_Listing:_
>> BEGIN

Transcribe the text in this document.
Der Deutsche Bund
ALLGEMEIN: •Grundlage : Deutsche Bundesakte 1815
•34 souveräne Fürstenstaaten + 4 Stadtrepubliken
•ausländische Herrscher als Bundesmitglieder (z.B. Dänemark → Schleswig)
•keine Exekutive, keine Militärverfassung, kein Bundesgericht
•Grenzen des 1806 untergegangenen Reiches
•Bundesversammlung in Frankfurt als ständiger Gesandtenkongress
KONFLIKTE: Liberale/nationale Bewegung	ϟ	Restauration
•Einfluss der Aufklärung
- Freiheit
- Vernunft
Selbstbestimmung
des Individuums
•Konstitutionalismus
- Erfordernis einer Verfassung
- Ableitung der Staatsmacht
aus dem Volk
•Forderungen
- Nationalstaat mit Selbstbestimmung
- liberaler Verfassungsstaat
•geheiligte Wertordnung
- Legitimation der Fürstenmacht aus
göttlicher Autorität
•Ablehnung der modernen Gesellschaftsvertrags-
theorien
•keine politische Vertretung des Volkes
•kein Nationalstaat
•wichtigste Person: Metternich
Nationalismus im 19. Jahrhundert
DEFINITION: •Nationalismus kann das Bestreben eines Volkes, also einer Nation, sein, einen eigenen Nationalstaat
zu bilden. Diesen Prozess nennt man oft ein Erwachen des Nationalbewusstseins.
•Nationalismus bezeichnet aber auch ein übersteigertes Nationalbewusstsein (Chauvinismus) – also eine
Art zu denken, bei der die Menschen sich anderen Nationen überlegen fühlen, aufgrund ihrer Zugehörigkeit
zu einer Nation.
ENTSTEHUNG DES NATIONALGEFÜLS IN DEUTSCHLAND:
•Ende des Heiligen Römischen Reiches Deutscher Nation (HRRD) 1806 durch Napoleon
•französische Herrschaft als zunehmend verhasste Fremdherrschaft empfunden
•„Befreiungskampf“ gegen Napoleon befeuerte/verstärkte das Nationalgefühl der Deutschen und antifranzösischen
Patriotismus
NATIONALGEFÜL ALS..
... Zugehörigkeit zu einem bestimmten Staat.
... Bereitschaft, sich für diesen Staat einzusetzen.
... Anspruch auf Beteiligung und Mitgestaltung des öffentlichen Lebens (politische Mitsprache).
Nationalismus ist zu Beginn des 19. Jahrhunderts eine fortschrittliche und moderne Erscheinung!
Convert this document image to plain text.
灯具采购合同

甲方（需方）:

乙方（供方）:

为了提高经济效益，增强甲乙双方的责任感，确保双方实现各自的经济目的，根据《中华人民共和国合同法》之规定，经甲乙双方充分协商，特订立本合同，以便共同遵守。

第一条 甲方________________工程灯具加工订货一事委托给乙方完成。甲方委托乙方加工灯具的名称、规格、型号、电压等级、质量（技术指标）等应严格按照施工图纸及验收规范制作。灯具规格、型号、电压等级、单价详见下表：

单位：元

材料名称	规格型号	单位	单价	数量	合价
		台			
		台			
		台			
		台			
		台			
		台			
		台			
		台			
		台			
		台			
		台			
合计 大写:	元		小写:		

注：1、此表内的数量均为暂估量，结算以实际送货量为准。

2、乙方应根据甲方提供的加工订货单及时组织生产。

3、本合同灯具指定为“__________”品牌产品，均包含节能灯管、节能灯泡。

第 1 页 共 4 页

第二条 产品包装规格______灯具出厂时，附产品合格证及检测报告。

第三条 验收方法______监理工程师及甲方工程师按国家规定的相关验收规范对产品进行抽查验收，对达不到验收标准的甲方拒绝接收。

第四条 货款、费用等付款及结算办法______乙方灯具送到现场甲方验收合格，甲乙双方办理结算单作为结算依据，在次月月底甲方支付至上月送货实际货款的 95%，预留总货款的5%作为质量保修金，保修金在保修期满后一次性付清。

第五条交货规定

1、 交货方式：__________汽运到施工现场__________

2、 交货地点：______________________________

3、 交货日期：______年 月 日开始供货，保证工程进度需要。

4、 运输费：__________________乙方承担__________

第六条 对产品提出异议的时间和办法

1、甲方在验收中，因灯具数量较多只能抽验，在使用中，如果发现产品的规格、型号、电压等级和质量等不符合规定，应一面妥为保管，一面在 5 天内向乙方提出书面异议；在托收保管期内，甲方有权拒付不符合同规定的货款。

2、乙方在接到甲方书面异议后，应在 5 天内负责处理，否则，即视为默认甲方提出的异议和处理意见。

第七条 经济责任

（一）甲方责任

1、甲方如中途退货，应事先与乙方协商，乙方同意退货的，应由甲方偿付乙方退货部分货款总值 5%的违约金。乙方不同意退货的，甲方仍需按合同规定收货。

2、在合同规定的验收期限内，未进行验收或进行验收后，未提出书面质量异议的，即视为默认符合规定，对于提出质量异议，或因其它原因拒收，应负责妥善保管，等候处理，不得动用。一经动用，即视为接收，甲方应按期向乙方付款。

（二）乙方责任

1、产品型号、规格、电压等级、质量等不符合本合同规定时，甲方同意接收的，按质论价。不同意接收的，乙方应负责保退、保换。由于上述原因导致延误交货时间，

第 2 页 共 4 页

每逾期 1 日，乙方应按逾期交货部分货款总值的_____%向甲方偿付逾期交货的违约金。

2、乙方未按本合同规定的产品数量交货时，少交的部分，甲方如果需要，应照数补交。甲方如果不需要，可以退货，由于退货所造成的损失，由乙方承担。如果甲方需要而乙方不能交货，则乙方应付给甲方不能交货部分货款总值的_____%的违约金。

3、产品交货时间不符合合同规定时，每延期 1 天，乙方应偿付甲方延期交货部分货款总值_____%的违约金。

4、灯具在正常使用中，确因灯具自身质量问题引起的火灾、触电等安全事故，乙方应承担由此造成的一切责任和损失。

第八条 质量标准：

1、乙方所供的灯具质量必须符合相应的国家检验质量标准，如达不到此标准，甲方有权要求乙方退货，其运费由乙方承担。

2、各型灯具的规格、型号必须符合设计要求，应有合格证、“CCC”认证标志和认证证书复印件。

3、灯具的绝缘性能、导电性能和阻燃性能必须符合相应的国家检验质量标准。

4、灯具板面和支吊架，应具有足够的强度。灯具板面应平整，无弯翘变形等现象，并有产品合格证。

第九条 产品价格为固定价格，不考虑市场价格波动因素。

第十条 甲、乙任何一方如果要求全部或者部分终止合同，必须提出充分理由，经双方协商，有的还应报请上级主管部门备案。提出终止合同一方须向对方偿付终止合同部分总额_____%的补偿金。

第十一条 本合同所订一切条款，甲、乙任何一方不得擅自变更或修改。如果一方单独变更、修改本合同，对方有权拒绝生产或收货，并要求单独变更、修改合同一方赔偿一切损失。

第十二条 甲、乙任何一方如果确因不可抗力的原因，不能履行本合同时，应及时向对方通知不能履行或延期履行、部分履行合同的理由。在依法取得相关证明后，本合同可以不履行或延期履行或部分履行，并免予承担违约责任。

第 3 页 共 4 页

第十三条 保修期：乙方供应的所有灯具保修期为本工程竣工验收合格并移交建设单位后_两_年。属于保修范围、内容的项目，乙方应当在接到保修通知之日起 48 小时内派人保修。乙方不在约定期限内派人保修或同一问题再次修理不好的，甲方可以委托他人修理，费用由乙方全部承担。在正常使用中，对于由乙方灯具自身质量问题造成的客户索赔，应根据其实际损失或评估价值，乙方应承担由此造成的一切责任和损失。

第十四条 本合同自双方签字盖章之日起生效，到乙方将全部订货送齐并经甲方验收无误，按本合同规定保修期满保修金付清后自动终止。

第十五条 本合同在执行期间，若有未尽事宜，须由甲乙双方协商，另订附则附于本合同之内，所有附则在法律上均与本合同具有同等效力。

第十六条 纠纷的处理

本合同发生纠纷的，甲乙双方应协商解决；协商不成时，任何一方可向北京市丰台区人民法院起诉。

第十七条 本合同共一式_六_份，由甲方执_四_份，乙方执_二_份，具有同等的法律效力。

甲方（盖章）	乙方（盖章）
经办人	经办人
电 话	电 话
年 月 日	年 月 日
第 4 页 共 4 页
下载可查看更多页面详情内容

>> END

_Exercise goal:_ Read the entries above, then pull out the lines that include "Zugehörigkeit".

_Solution for this task:_
Art zu denken, bei der die Menschen sich anderen Nationen überlegen fühlen, aufgrund ihrer Zugehörigkeit
... Zugehörigkeit zu einem bestimmten Staat.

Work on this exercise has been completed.